— Exercise inputs —
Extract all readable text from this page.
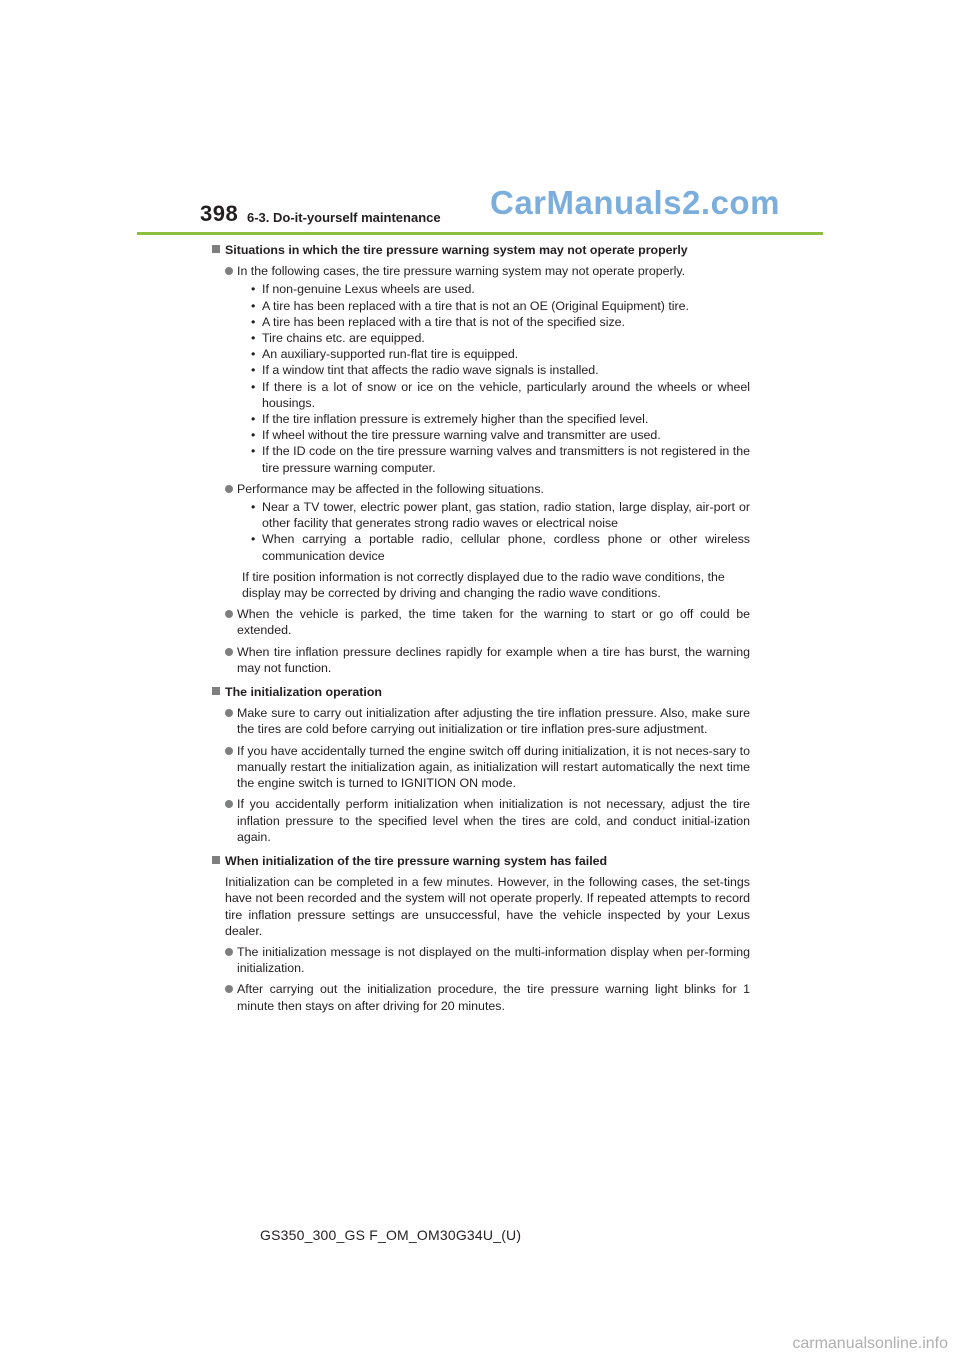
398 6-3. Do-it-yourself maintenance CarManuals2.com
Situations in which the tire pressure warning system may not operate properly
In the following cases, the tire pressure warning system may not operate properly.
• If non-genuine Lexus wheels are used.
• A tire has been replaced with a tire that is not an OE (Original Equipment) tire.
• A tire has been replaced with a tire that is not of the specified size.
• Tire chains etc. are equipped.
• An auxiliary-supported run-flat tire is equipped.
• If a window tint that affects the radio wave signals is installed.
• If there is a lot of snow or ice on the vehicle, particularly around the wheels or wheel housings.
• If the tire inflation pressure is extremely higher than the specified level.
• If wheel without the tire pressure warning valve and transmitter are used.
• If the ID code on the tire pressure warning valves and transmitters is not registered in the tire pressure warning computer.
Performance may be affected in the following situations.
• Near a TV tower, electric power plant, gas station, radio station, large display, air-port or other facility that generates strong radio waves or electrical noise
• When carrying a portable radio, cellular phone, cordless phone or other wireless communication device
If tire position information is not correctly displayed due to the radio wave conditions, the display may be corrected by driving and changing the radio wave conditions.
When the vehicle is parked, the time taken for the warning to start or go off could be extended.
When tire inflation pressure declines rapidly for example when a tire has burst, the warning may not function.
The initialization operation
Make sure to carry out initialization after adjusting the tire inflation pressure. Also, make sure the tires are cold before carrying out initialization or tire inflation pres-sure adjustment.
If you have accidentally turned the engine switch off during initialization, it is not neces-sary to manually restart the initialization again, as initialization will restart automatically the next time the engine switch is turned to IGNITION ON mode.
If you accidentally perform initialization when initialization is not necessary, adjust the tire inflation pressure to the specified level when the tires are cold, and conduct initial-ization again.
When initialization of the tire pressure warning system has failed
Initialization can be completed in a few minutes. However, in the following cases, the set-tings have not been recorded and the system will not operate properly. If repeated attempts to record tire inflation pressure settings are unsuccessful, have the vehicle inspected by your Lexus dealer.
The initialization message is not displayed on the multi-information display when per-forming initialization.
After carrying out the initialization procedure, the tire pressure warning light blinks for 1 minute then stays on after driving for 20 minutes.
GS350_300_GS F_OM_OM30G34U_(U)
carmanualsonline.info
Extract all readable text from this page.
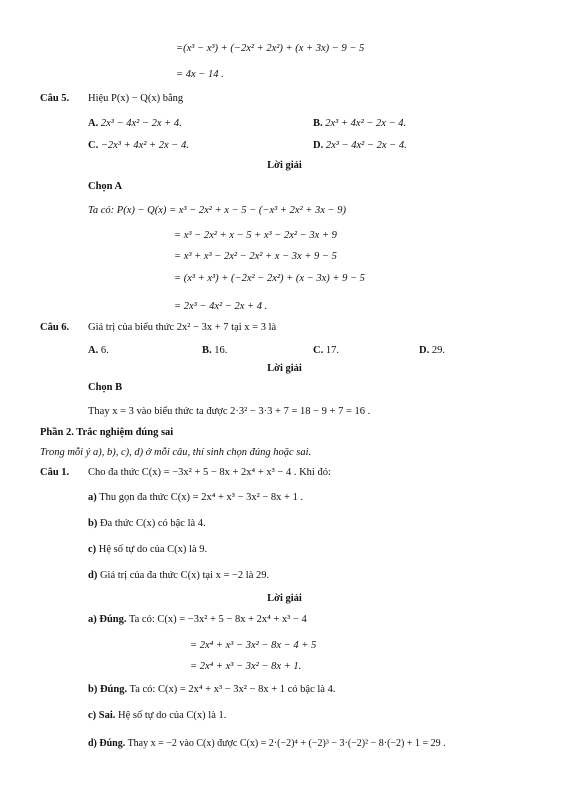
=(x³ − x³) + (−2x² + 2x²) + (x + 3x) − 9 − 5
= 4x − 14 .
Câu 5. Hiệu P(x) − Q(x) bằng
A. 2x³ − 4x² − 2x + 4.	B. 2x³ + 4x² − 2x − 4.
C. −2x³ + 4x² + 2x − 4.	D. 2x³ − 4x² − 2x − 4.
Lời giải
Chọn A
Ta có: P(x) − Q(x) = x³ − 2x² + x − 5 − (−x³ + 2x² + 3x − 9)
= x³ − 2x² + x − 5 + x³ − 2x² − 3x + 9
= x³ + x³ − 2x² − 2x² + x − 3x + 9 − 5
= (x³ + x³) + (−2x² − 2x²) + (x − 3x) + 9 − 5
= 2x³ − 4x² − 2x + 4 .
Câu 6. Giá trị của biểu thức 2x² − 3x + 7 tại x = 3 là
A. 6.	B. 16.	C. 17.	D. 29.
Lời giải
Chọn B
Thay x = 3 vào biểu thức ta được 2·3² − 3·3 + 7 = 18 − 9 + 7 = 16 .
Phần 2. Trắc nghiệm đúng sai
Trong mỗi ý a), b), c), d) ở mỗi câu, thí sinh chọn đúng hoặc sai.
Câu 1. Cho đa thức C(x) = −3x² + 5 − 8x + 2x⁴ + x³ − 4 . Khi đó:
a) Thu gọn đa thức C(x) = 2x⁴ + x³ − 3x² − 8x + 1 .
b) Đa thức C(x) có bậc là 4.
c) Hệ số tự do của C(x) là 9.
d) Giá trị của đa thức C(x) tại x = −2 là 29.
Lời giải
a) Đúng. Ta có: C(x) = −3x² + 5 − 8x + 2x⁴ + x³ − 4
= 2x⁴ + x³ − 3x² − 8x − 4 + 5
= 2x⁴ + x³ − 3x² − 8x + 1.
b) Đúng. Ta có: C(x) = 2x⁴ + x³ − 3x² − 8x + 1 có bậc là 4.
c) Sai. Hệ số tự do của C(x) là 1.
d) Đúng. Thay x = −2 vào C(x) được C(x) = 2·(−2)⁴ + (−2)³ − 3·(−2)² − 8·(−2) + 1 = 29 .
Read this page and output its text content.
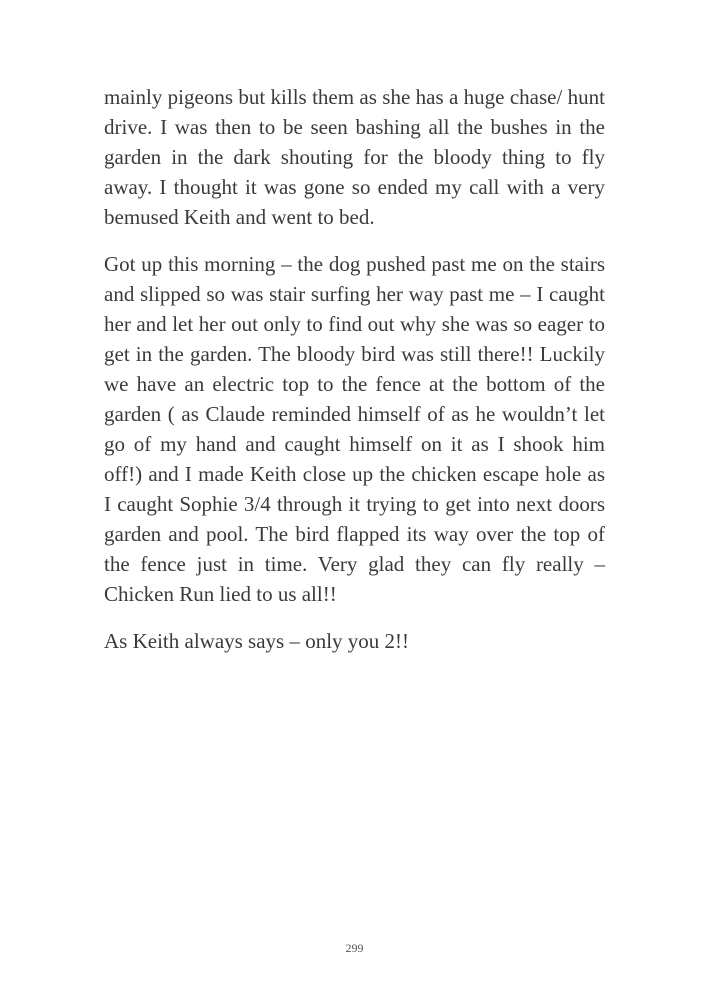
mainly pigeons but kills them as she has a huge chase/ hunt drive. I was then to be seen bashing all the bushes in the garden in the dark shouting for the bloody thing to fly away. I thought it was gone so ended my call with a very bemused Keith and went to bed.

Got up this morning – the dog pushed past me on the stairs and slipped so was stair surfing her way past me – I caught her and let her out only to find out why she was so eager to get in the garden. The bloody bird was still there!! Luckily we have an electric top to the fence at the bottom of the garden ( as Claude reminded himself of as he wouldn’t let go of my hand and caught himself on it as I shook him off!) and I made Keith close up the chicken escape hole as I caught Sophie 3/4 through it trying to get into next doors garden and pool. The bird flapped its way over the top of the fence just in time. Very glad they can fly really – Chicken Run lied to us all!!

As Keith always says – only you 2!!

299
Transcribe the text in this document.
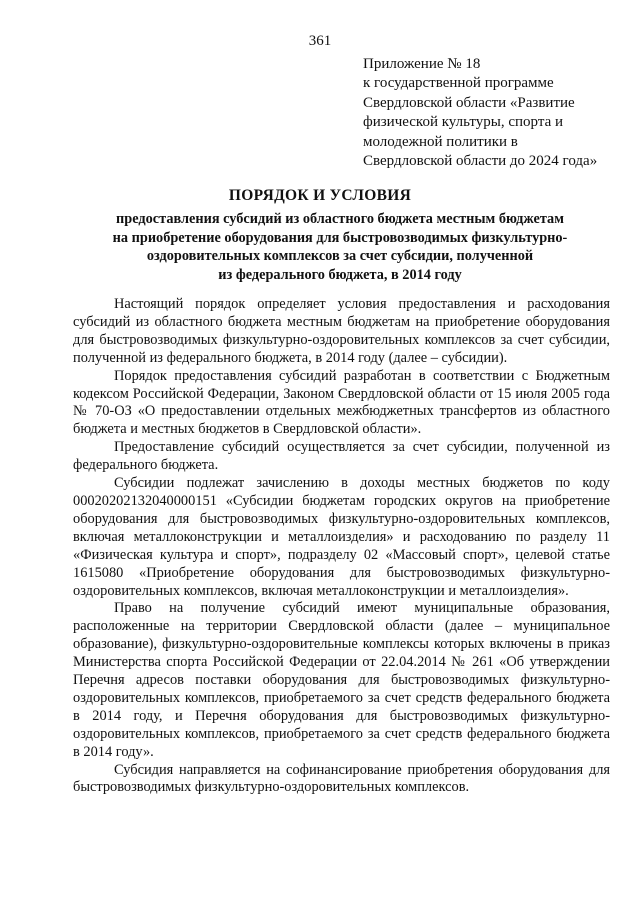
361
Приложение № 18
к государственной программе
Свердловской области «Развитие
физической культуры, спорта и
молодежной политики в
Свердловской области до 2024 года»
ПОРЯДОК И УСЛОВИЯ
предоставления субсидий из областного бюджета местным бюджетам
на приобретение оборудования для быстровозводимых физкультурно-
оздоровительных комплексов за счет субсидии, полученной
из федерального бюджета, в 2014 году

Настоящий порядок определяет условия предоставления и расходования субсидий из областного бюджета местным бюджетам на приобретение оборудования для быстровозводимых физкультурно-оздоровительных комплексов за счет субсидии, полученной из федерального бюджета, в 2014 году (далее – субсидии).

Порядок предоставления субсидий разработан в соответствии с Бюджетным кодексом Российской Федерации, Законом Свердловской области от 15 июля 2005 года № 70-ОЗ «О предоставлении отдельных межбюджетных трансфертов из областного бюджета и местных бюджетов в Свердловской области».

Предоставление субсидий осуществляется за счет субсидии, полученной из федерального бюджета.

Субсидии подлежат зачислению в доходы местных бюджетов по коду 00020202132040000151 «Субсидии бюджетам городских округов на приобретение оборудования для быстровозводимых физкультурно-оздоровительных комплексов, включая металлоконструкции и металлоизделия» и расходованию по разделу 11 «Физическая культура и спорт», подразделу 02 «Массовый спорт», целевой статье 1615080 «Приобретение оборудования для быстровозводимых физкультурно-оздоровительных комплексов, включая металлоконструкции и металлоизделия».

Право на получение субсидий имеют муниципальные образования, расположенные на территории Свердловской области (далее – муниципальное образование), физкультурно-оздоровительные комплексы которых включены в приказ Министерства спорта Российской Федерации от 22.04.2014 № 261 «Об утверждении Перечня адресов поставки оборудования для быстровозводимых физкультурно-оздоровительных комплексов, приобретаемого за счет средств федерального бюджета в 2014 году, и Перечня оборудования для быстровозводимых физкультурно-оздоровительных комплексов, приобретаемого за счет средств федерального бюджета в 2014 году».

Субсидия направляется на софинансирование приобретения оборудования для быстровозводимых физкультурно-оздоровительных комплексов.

— Exercise instructions —
Above are the records. Identify each line that contains the word "Thay".

— Output —
Thay x = 3 vào biểu thức ta được 2·3² − 3·3 + 7 = 18 − 9 + 7 = 16 .
d) Đúng. Thay x = −2 vào C(x) được C(x) = 2·(−2)⁴ + (−2)³ − 3·(−2)² − 8·(−2) + 1 = 29 .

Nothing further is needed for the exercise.